> [AIM OF THE TASK]
In your reply, repeat every entry exactly and skip over each picture.

--------------------

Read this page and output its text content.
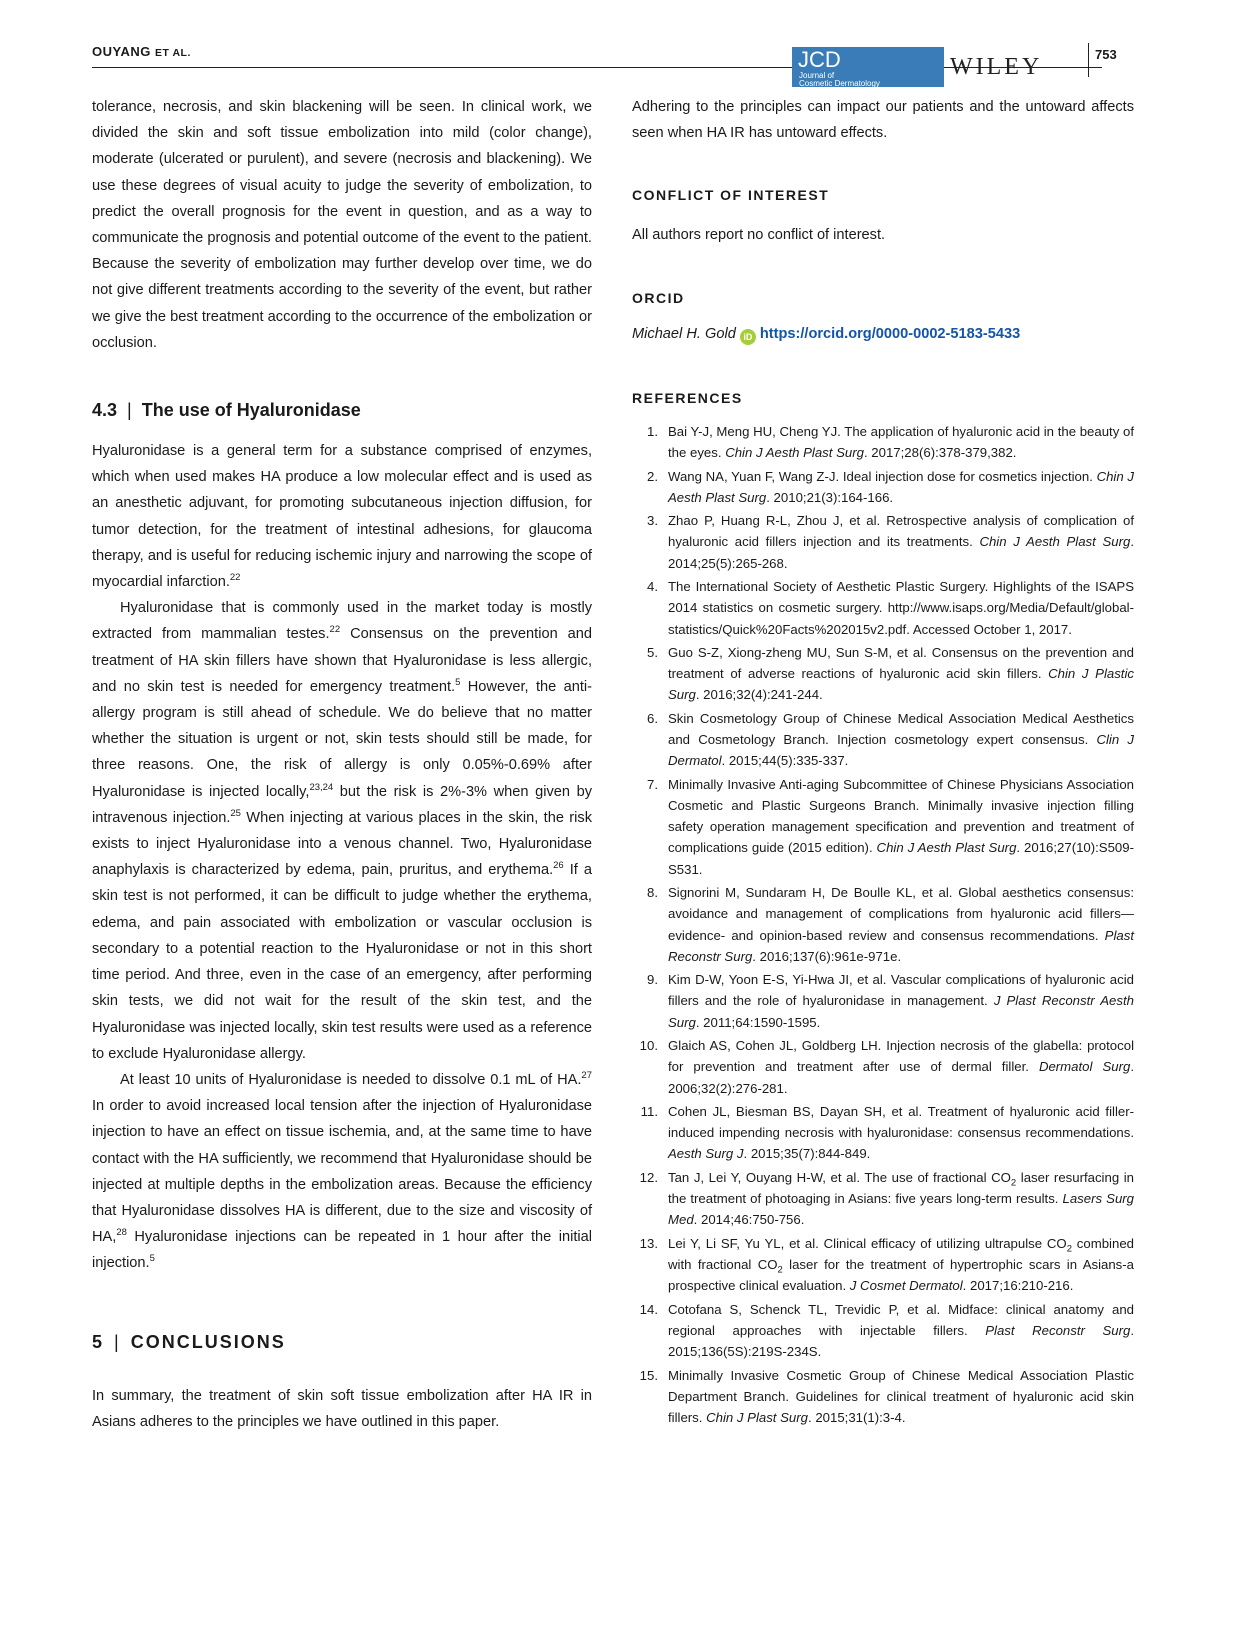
OUYANG ET AL.	JCD
Journal of
Cosmetic Dermatology
WILEY	753

tolerance, necrosis, and skin blackening will be seen. In clinical work, we divided the skin and soft tissue embolization into mild (color change), moderate (ulcerated or purulent), and severe (necrosis and blackening). We use these degrees of visual acuity to judge the severity of embolization, to predict the overall prognosis for the event in question, and as a way to communicate the prognosis and potential outcome of the event to the patient. Because the severity of embolization may further develop over time, we do not give different treatments according to the severity of the event, but rather we give the best treatment according to the occurrence of the embolization or occlusion.

4.3 | The use of Hyaluronidase

Hyaluronidase is a general term for a substance comprised of enzymes, which when used makes HA produce a low molecular effect and is used as an anesthetic adjuvant, for promoting subcutaneous injection diffusion, for tumor detection, for the treatment of intestinal adhesions, for glaucoma therapy, and is useful for reducing ischemic injury and narrowing the scope of myocardial infarction.$^{22}$

Hyaluronidase that is commonly used in the market today is mostly extracted from mammalian testes.$^{22}$ Consensus on the prevention and treatment of HA skin fillers have shown that Hyaluronidase is less allergic, and no skin test is needed for emergency treatment.$^5$ However, the anti-allergy program is still ahead of schedule. We do believe that no matter whether the situation is urgent or not, skin tests should still be made, for three reasons. One, the risk of allergy is only 0.05%-0.69% after Hyaluronidase is injected locally,$^{23,24}$ but the risk is 2%-3% when given by intravenous injection.$^{25}$ When injecting at various places in the skin, the risk exists to inject Hyaluronidase into a venous channel. Two, Hyaluronidase anaphylaxis is characterized by edema, pain, pruritus, and erythema.$^{26}$ If a skin test is not performed, it can be difficult to judge whether the erythema, edema, and pain associated with embolization or vascular occlusion is secondary to a potential reaction to the Hyaluronidase or not in this short time period. And three, even in the case of an emergency, after performing skin tests, we did not wait for the result of the skin test, and the Hyaluronidase was injected locally, skin test results were used as a reference to exclude Hyaluronidase allergy.

At least 10 units of Hyaluronidase is needed to dissolve 0.1 mL of HA.$^{27}$ In order to avoid increased local tension after the injection of Hyaluronidase injection to have an effect on tissue ischemia, and, at the same time to have contact with the HA sufficiently, we recommend that Hyaluronidase should be injected at multiple depths in the embolization areas. Because the efficiency that Hyaluronidase dissolves HA is different, due to the size and viscosity of HA,$^{28}$ Hyaluronidase injections can be repeated in 1 hour after the initial injection.$^5$

5 | CONCLUSIONS

In summary, the treatment of skin soft tissue embolization after HA IR in Asians adheres to the principles we have outlined in this paper.

Adhering to the principles can impact our patients and the untoward affects seen when HA IR has untoward effects.

CONFLICT OF INTEREST

All authors report no conflict of interest.

ORCID

Michael H. Gold iD https://orcid.org/0000-0002-5183-5433

REFERENCES

1. Bai Y-J, Meng HU, Cheng YJ. The application of hyaluronic acid in the beauty of the eyes. Chin J Aesth Plast Surg. 2017;28(6):378-379,382.
2. Wang NA, Yuan F, Wang Z-J. Ideal injection dose for cosmetics injection. Chin J Aesth Plast Surg. 2010;21(3):164-166.
3. Zhao P, Huang R-L, Zhou J, et al. Retrospective analysis of complication of hyaluronic acid fillers injection and its treatments. Chin J Aesth Plast Surg. 2014;25(5):265-268.
4. The International Society of Aesthetic Plastic Surgery. Highlights of the ISAPS 2014 statistics on cosmetic surgery. http://www.isaps.org/Media/Default/global-statistics/Quick%20Facts%202015v2.pdf. Accessed October 1, 2017.
5. Guo S-Z, Xiong-zheng MU, Sun S-M, et al. Consensus on the prevention and treatment of adverse reactions of hyaluronic acid skin fillers. Chin J Plastic Surg. 2016;32(4):241-244.
6. Skin Cosmetology Group of Chinese Medical Association Medical Aesthetics and Cosmetology Branch. Injection cosmetology expert consensus. Clin J Dermatol. 2015;44(5):335-337.
7. Minimally Invasive Anti-aging Subcommittee of Chinese Physicians Association Cosmetic and Plastic Surgeons Branch. Minimally invasive injection filling safety operation management specification and prevention and treatment of complications guide (2015 edition). Chin J Aesth Plast Surg. 2016;27(10):S509-S531.
8. Signorini M, Sundaram H, De Boulle KL, et al. Global aesthetics consensus: avoidance and management of complications from hyaluronic acid fillers—evidence- and opinion-based review and consensus recommendations. Plast Reconstr Surg. 2016;137(6):961e-971e.
9. Kim D-W, Yoon E-S, Yi-Hwa JI, et al. Vascular complications of hyaluronic acid fillers and the role of hyaluronidase in management. J Plast Reconstr Aesth Surg. 2011;64:1590-1595.
10. Glaich AS, Cohen JL, Goldberg LH. Injection necrosis of the glabella: protocol for prevention and treatment after use of dermal filler. Dermatol Surg. 2006;32(2):276-281.
11. Cohen JL, Biesman BS, Dayan SH, et al. Treatment of hyaluronic acid filler-induced impending necrosis with hyaluronidase: consensus recommendations. Aesth Surg J. 2015;35(7):844-849.
12. Tan J, Lei Y, Ouyang H-W, et al. The use of fractional $CO_2$ laser resurfacing in the treatment of photoaging in Asians: five years long-term results. Lasers Surg Med. 2014;46:750-756.
13. Lei Y, Li SF, Yu YL, et al. Clinical efficacy of utilizing ultrapulse $CO_2$ combined with fractional $CO_2$ laser for the treatment of hypertrophic scars in Asians-a prospective clinical evaluation. J Cosmet Dermatol. 2017;16:210-216.
14. Cotofana S, Schenck TL, Trevidic P, et al. Midface: clinical anatomy and regional approaches with injectable fillers. Plast Reconstr Surg. 2015;136(5S):219S-234S.
15. Minimally Invasive Cosmetic Group of Chinese Medical Association Plastic Department Branch. Guidelines for clinical treatment of hyaluronic acid skin fillers. Chin J Plast Surg. 2015;31(1):3-4.
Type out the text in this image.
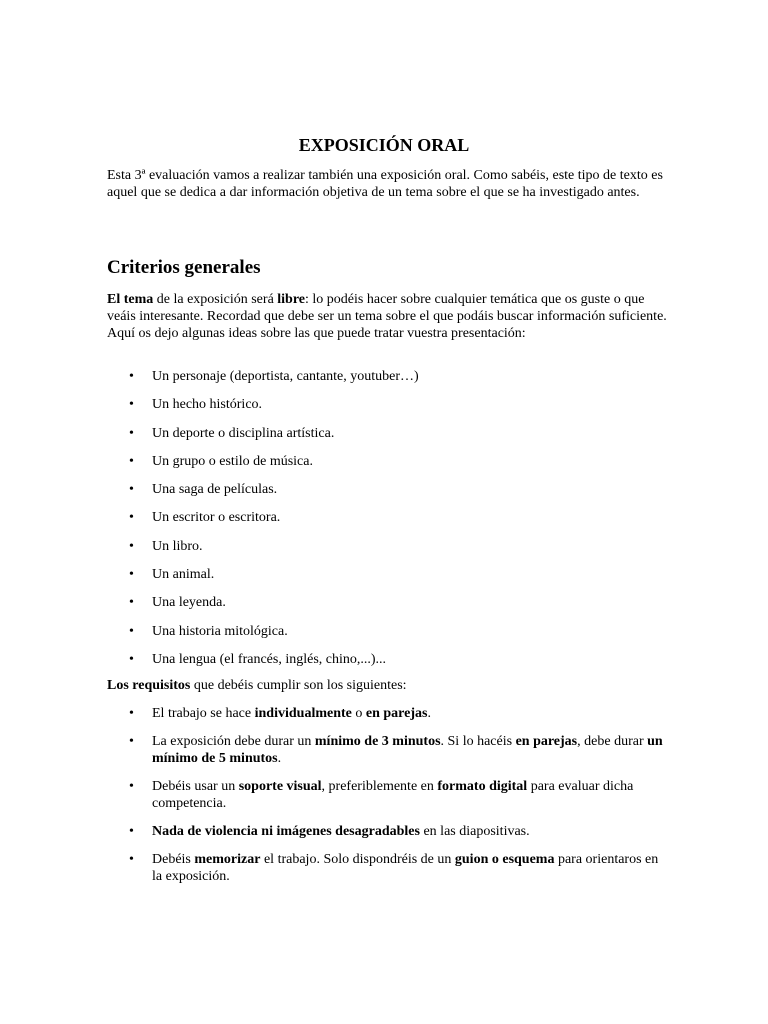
EXPOSICIÓN ORAL

Esta 3ª evaluación vamos a realizar también una exposición oral. Como sabéis, este tipo de texto es aquel que se dedica a dar información objetiva de un tema sobre el que se ha investigado antes.

Criterios generales

El tema de la exposición será libre: lo podéis hacer sobre cualquier temática que os guste o que veáis interesante. Recordad que debe ser un tema sobre el que podáis buscar información suficiente. Aquí os dejo algunas ideas sobre las que puede tratar vuestra presentación:

• Un personaje (deportista, cantante, youtuber…)
• Un hecho histórico.
• Un deporte o disciplina artística.
• Un grupo o estilo de música.
• Una saga de películas.
• Un escritor o escritora.
• Un libro.
• Un animal.
• Una leyenda.
• Una historia mitológica.
• Una lengua (el francés, inglés, chino,...)...

Los requisitos que debéis cumplir son los siguientes:

• El trabajo se hace individualmente o en parejas.
• La exposición debe durar un mínimo de 3 minutos. Si lo hacéis en parejas, debe durar un mínimo de 5 minutos.
• Debéis usar un soporte visual, preferiblemente en formato digital para evaluar dicha competencia.
• Nada de violencia ni imágenes desagradables en las diapositivas.
• Debéis memorizar el trabajo. Solo dispondréis de un guion o esquema para orientaros en la exposición.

--------------------

> [REPLY TO THE EXERCISE]
Read this page and output its text content.
OUYANG ET AL.	JCD
Journal of
Cosmetic Dermatology
WILEY	753

tolerance, necrosis, and skin blackening will be seen. In clinical work, we divided the skin and soft tissue embolization into mild (color change), moderate (ulcerated or purulent), and severe (necrosis and blackening). We use these degrees of visual acuity to judge the severity of embolization, to predict the overall prognosis for the event in question, and as a way to communicate the prognosis and potential outcome of the event to the patient. Because the severity of embolization may further develop over time, we do not give different treatments according to the severity of the event, but rather we give the best treatment according to the occurrence of the embolization or occlusion.

4.3 | The use of Hyaluronidase

Hyaluronidase is a general term for a substance comprised of enzymes, which when used makes HA produce a low molecular effect and is used as an anesthetic adjuvant, for promoting subcutaneous injection diffusion, for tumor detection, for the treatment of intestinal adhesions, for glaucoma therapy, and is useful for reducing ischemic injury and narrowing the scope of myocardial infarction.$^{22}$

Hyaluronidase that is commonly used in the market today is mostly extracted from mammalian testes.$^{22}$ Consensus on the prevention and treatment of HA skin fillers have shown that Hyaluronidase is less allergic, and no skin test is needed for emergency treatment.$^5$ However, the anti-allergy program is still ahead of schedule. We do believe that no matter whether the situation is urgent or not, skin tests should still be made, for three reasons. One, the risk of allergy is only 0.05%-0.69% after Hyaluronidase is injected locally,$^{23,24}$ but the risk is 2%-3% when given by intravenous injection.$^{25}$ When injecting at various places in the skin, the risk exists to inject Hyaluronidase into a venous channel. Two, Hyaluronidase anaphylaxis is characterized by edema, pain, pruritus, and erythema.$^{26}$ If a skin test is not performed, it can be difficult to judge whether the erythema, edema, and pain associated with embolization or vascular occlusion is secondary to a potential reaction to the Hyaluronidase or not in this short time period. And three, even in the case of an emergency, after performing skin tests, we did not wait for the result of the skin test, and the Hyaluronidase was injected locally, skin test results were used as a reference to exclude Hyaluronidase allergy.

At least 10 units of Hyaluronidase is needed to dissolve 0.1 mL of HA.$^{27}$ In order to avoid increased local tension after the injection of Hyaluronidase injection to have an effect on tissue ischemia, and, at the same time to have contact with the HA sufficiently, we recommend that Hyaluronidase should be injected at multiple depths in the embolization areas. Because the efficiency that Hyaluronidase dissolves HA is different, due to the size and viscosity of HA,$^{28}$ Hyaluronidase injections can be repeated in 1 hour after the initial injection.$^5$

5 | CONCLUSIONS

In summary, the treatment of skin soft tissue embolization after HA IR in Asians adheres to the principles we have outlined in this paper.

Adhering to the principles can impact our patients and the untoward affects seen when HA IR has untoward effects.

CONFLICT OF INTEREST

All authors report no conflict of interest.

ORCID

Michael H. Gold iD https://orcid.org/0000-0002-5183-5433

REFERENCES

1. Bai Y-J, Meng HU, Cheng YJ. The application of hyaluronic acid in the beauty of the eyes. Chin J Aesth Plast Surg. 2017;28(6):378-379,382.
2. Wang NA, Yuan F, Wang Z-J. Ideal injection dose for cosmetics injection. Chin J Aesth Plast Surg. 2010;21(3):164-166.
3. Zhao P, Huang R-L, Zhou J, et al. Retrospective analysis of complication of hyaluronic acid fillers injection and its treatments. Chin J Aesth Plast Surg. 2014;25(5):265-268.
4. The International Society of Aesthetic Plastic Surgery. Highlights of the ISAPS 2014 statistics on cosmetic surgery. http://www.isaps.org/Media/Default/global-statistics/Quick%20Facts%202015v2.pdf. Accessed October 1, 2017.
5. Guo S-Z, Xiong-zheng MU, Sun S-M, et al. Consensus on the prevention and treatment of adverse reactions of hyaluronic acid skin fillers. Chin J Plastic Surg. 2016;32(4):241-244.
6. Skin Cosmetology Group of Chinese Medical Association Medical Aesthetics and Cosmetology Branch. Injection cosmetology expert consensus. Clin J Dermatol. 2015;44(5):335-337.
7. Minimally Invasive Anti-aging Subcommittee of Chinese Physicians Association Cosmetic and Plastic Surgeons Branch. Minimally invasive injection filling safety operation management specification and prevention and treatment of complications guide (2015 edition). Chin J Aesth Plast Surg. 2016;27(10):S509-S531.
8. Signorini M, Sundaram H, De Boulle KL, et al. Global aesthetics consensus: avoidance and management of complications from hyaluronic acid fillers—evidence- and opinion-based review and consensus recommendations. Plast Reconstr Surg. 2016;137(6):961e-971e.
9. Kim D-W, Yoon E-S, Yi-Hwa JI, et al. Vascular complications of hyaluronic acid fillers and the role of hyaluronidase in management. J Plast Reconstr Aesth Surg. 2011;64:1590-1595.
10. Glaich AS, Cohen JL, Goldberg LH. Injection necrosis of the glabella: protocol for prevention and treatment after use of dermal filler. Dermatol Surg. 2006;32(2):276-281.
11. Cohen JL, Biesman BS, Dayan SH, et al. Treatment of hyaluronic acid filler-induced impending necrosis with hyaluronidase: consensus recommendations. Aesth Surg J. 2015;35(7):844-849.
12. Tan J, Lei Y, Ouyang H-W, et al. The use of fractional $CO_2$ laser resurfacing in the treatment of photoaging in Asians: five years long-term results. Lasers Surg Med. 2014;46:750-756.
13. Lei Y, Li SF, Yu YL, et al. Clinical efficacy of utilizing ultrapulse $CO_2$ combined with fractional $CO_2$ laser for the treatment of hypertrophic scars in Asians-a prospective clinical evaluation. J Cosmet Dermatol. 2017;16:210-216.
14. Cotofana S, Schenck TL, Trevidic P, et al. Midface: clinical anatomy and regional approaches with injectable fillers. Plast Reconstr Surg. 2015;136(5S):219S-234S.
15. Minimally Invasive Cosmetic Group of Chinese Medical Association Plastic Department Branch. Guidelines for clinical treatment of hyaluronic acid skin fillers. Chin J Plast Surg. 2015;31(1):3-4.
Type out the text in this image.
EXPOSICIÓN ORAL

Esta 3ª evaluación vamos a realizar también una exposición oral. Como sabéis, este tipo de texto es aquel que se dedica a dar información objetiva de un tema sobre el que se ha investigado antes.

Criterios generales

El tema de la exposición será libre: lo podéis hacer sobre cualquier temática que os guste o que veáis interesante. Recordad que debe ser un tema sobre el que podáis buscar información suficiente. Aquí os dejo algunas ideas sobre las que puede tratar vuestra presentación:

• Un personaje (deportista, cantante, youtuber…)
• Un hecho histórico.
• Un deporte o disciplina artística.
• Un grupo o estilo de música.
• Una saga de películas.
• Un escritor o escritora.
• Un libro.
• Un animal.
• Una leyenda.
• Una historia mitológica.
• Una lengua (el francés, inglés, chino,...)...

Los requisitos que debéis cumplir son los siguientes:

• El trabajo se hace individualmente o en parejas.
• La exposición debe durar un mínimo de 3 minutos. Si lo hacéis en parejas, debe durar un mínimo de 5 minutos.
• Debéis usar un soporte visual, preferiblemente en formato digital para evaluar dicha competencia.
• Nada de violencia ni imágenes desagradables en las diapositivas.
• Debéis memorizar el trabajo. Solo dispondréis de un guion o esquema para orientaros en la exposición.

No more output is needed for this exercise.